→ GIVEN REQUEST A
In the essay on us-versus-them divisions below, shorten the paragraph that begins "There is a tricky business here" while keeping its main points.
→ GIVEN REQUEST B
Pull out every line of the listing below that contains the string "figure".

── TEXT BLOCK ──

On The Economies of Church (Us Being Us While They Are Them)

“Continue to remember those in prison as if you were together with them in prison, and those who are mistreated as if you yourselves were suffering.” Hebrews 13:3


I’ve been considering the us-versus-them divisions in life. Do you see them? They are the implicit lines that we navigate with an everyday sort of sixth-sense. Consider them:

We are the producers; they are the consumers.

We are the educators; they are the pupils.

They are the lawmakers; we are the constituents.

I suppose that these lines of demarcation, the dichotomies are, in one sense, helpful. The divisions help define the parameters of relationship, assist in setting expectations. And in an economic sense, the definition of roles facilitates production and consumption, governance, and the rule of law (otherwise known as “order”).

There is a tricky business here, though. While some dividing lines may be helpful in an economic sense, what if they are destructive in another sense? Consider this–by the drawing of more and more divisive lines, are we commodifying each other? Are we seeing each other as objects to be used to reach an end goal?

The producer sees the consumer as a pocket full of dollars.

The educator sees the child as the producer of metrics (test scores) which bear on the educator’s metrics (job-security).

───
── GIVEN ENTRIES ──

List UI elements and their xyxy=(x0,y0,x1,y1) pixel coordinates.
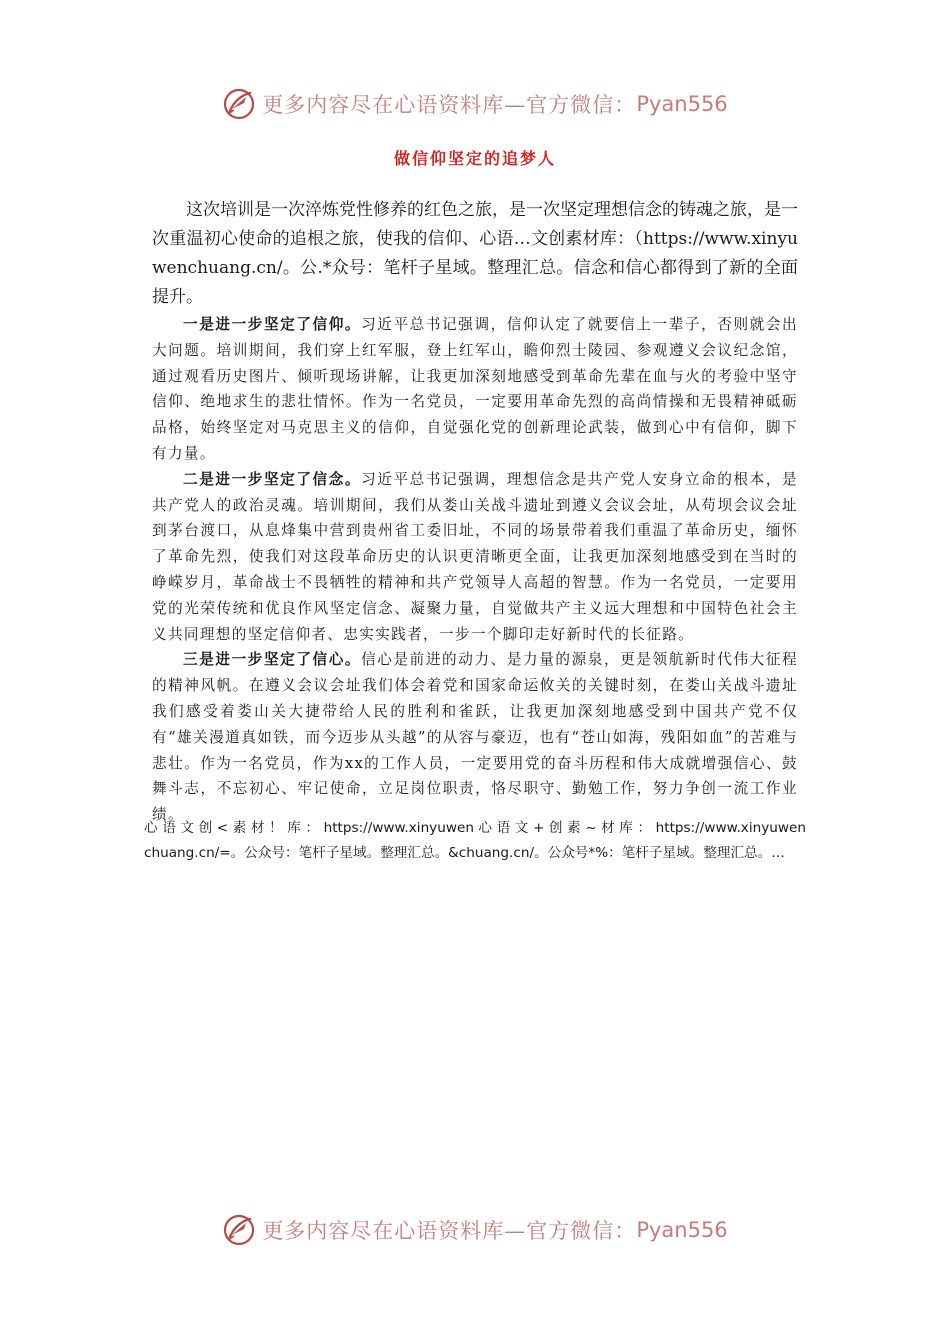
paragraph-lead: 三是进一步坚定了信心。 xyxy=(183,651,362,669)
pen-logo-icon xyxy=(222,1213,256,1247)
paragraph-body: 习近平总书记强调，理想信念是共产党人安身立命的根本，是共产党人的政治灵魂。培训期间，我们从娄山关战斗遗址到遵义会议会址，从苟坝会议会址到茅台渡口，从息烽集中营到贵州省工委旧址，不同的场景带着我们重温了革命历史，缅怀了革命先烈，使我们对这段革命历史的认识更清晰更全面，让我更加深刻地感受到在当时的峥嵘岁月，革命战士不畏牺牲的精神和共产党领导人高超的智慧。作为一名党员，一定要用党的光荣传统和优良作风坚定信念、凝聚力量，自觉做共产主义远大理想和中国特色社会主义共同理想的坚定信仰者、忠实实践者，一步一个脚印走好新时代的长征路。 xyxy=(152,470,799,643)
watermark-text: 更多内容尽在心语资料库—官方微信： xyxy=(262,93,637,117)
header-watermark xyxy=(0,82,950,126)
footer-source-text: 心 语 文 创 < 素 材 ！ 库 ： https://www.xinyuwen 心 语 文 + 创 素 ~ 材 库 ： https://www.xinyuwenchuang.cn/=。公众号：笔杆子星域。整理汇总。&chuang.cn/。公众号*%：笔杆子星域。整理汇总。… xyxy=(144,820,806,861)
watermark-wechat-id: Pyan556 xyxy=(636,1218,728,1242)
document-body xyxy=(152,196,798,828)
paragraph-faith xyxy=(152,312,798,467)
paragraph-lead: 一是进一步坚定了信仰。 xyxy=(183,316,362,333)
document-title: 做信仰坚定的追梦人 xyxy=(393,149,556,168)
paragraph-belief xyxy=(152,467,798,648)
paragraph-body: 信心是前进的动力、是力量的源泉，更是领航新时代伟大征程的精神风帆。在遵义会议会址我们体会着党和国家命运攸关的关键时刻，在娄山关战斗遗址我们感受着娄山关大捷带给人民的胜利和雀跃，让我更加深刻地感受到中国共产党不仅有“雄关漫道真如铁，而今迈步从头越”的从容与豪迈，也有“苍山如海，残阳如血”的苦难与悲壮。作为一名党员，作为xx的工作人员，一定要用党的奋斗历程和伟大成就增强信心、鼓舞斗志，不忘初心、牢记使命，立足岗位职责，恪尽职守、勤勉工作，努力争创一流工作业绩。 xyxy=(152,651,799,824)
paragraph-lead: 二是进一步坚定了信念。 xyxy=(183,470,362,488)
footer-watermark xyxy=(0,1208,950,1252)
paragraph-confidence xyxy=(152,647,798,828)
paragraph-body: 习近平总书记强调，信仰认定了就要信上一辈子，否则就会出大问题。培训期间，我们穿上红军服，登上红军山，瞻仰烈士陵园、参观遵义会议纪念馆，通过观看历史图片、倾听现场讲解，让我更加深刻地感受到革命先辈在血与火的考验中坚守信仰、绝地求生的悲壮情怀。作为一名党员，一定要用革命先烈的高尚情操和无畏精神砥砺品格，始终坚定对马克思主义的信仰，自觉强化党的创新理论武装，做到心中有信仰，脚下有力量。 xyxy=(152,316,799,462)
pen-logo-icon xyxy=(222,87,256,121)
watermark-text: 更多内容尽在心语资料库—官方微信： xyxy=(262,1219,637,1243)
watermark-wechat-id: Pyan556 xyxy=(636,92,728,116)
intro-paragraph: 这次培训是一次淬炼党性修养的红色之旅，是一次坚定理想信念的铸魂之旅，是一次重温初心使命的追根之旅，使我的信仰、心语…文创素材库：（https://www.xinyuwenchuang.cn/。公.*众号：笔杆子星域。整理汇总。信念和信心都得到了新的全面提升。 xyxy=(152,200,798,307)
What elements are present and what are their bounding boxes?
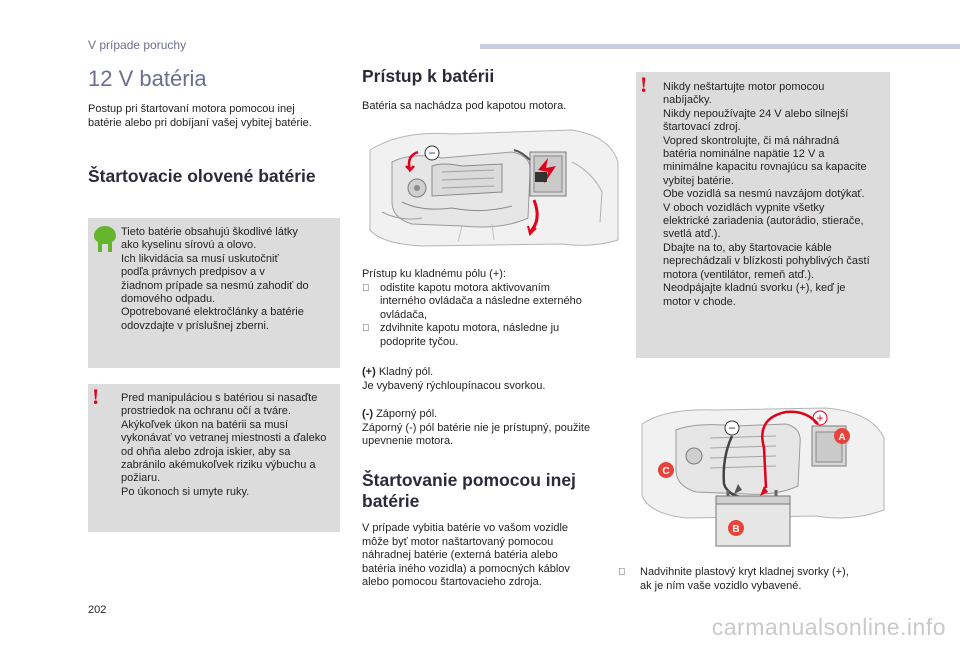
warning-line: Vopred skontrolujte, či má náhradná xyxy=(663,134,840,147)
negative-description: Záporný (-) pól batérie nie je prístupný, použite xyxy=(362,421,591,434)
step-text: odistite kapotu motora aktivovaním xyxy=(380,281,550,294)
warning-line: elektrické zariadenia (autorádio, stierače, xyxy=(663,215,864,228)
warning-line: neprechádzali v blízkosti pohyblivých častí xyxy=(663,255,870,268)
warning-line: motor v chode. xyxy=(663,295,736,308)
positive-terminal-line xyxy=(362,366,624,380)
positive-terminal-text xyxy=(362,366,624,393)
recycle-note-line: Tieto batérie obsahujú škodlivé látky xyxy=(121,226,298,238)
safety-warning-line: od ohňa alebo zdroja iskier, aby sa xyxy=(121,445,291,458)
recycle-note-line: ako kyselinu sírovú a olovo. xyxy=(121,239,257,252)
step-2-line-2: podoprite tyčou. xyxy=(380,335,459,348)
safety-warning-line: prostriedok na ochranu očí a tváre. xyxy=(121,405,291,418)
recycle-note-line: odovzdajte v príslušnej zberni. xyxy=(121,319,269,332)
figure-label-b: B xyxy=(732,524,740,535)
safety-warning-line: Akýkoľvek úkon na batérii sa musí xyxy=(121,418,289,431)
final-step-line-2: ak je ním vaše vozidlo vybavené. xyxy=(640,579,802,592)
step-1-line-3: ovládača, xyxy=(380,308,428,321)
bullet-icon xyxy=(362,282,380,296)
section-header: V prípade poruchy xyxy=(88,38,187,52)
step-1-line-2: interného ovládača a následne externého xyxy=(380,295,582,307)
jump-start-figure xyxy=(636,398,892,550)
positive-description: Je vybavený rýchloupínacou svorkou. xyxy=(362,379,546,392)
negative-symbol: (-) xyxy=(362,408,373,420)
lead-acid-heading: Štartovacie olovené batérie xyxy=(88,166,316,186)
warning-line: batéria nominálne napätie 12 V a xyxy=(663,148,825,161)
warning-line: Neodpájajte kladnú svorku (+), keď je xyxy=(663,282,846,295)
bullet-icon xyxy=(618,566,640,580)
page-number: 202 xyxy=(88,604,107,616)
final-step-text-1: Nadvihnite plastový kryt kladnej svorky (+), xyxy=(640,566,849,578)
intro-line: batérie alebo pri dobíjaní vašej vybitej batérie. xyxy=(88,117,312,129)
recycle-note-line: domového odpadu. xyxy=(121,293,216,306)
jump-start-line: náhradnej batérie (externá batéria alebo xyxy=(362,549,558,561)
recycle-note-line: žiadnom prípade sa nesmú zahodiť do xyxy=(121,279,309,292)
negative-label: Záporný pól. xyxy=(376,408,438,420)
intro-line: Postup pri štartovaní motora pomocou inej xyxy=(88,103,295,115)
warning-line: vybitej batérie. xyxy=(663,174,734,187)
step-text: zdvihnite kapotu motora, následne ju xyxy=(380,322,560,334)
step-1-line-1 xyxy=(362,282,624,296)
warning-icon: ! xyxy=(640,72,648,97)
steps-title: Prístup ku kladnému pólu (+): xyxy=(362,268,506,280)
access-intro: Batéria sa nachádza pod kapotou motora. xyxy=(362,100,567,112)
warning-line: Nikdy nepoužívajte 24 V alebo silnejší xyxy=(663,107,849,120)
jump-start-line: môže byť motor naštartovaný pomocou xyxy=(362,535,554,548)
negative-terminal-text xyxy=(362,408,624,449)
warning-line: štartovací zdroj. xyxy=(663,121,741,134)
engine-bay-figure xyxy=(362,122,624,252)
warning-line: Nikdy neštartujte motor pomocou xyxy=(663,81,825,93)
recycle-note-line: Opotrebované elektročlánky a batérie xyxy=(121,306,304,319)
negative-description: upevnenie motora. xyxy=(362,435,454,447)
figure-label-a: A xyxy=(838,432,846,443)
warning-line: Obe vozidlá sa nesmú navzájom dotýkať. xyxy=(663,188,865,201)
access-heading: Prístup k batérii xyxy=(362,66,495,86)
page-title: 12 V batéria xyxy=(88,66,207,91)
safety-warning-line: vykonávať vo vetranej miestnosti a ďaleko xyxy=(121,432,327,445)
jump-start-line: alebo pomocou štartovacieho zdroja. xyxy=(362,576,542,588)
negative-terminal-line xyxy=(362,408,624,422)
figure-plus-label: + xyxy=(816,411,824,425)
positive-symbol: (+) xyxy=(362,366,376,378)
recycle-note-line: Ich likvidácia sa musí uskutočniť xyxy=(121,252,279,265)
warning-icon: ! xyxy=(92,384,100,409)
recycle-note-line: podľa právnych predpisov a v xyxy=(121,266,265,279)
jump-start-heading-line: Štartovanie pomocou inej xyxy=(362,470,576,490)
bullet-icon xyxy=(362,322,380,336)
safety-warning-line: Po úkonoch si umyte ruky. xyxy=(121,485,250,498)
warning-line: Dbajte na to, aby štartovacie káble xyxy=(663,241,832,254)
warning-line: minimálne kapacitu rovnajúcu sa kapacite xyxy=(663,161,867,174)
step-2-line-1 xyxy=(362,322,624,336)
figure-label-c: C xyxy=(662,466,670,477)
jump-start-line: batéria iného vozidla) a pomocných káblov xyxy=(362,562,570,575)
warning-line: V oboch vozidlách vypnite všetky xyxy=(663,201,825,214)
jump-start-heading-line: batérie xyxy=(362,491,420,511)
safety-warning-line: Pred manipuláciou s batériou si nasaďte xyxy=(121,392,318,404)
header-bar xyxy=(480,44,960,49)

───

→ WORKED SOLUTION A
Some dividing lines may be useful economically, but they might be harmful in another way. By drawing more and more of them, are we commodifying each other and treating people as objects used to reach an end goal?

→ WORKED SOLUTION B
figure-label-b: B xyxy=(732,524,740,535)
jump-start-figure xyxy=(636,398,892,550)
engine-bay-figure xyxy=(362,122,624,252)
figure-label-a: A xyxy=(838,432,846,443)
figure-plus-label: + xyxy=(816,411,824,425)
figure-label-c: C xyxy=(662,466,670,477)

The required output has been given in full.